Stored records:

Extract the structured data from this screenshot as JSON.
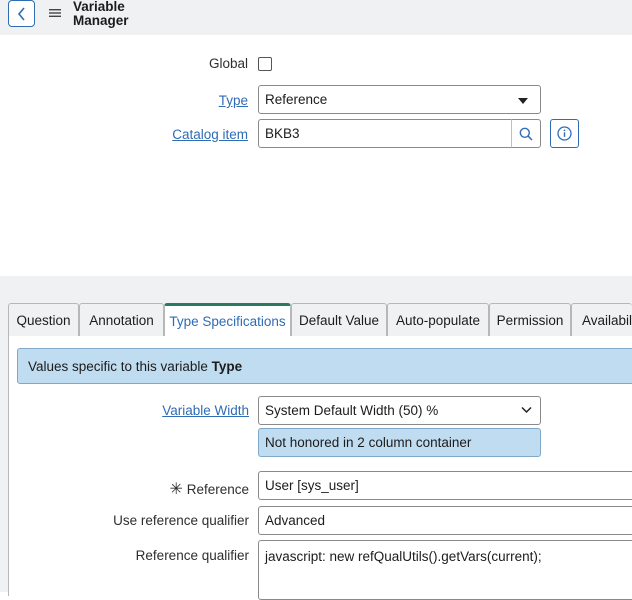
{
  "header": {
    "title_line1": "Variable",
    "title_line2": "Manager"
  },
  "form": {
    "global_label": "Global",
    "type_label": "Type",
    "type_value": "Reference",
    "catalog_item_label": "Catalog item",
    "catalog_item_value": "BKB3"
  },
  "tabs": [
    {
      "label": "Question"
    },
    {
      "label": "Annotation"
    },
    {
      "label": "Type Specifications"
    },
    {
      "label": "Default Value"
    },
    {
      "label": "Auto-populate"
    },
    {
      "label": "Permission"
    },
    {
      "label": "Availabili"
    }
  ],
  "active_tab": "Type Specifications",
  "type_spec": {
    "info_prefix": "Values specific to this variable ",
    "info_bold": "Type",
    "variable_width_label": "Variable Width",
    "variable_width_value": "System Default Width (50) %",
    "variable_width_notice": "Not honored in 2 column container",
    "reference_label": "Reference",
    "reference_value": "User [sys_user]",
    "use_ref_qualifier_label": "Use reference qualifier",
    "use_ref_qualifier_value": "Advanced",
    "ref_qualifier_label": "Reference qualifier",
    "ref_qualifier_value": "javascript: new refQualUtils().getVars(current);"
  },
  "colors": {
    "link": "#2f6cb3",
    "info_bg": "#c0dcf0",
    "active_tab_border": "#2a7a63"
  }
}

...

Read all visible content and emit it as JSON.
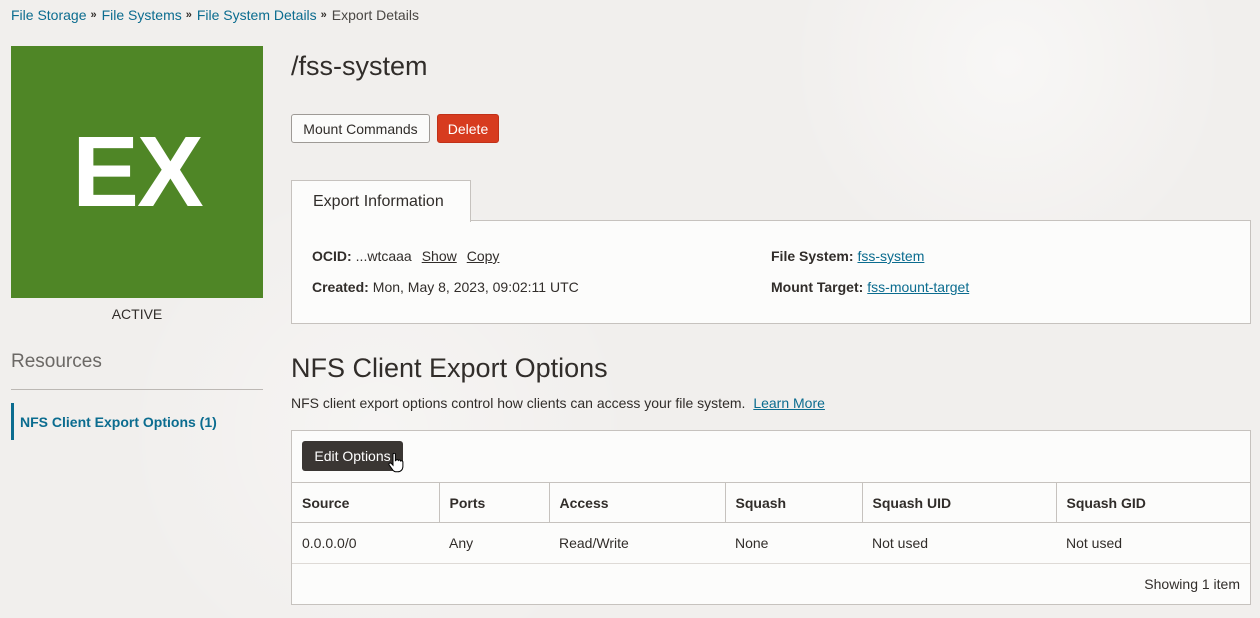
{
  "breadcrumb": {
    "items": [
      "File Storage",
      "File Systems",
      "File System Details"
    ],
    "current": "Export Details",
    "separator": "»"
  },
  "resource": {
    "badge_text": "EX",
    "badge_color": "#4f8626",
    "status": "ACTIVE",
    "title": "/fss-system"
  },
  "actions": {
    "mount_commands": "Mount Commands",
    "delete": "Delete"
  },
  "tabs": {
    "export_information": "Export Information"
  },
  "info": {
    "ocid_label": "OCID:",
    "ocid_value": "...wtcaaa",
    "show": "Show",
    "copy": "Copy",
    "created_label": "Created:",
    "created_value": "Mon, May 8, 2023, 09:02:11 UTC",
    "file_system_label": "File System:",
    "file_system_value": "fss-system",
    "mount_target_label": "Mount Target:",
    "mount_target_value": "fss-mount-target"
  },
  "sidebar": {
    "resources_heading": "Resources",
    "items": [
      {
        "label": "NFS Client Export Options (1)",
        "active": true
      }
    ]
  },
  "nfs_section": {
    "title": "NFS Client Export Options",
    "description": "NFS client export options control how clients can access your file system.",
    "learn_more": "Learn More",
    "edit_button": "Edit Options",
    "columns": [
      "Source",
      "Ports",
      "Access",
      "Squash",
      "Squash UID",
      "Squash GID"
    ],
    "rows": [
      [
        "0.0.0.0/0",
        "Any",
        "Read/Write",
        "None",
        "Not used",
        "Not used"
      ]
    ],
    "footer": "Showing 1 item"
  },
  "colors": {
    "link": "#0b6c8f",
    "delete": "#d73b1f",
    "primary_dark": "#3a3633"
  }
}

• **EXERCISE PROMPT**:
Show all lines in the entries above where the word "current" appears.

• **ANSWER TO THIS TASK**:
    "ref_qualifier_value": "javascript: new refQualUtils().getVars(current);"
    "current": "Export Details",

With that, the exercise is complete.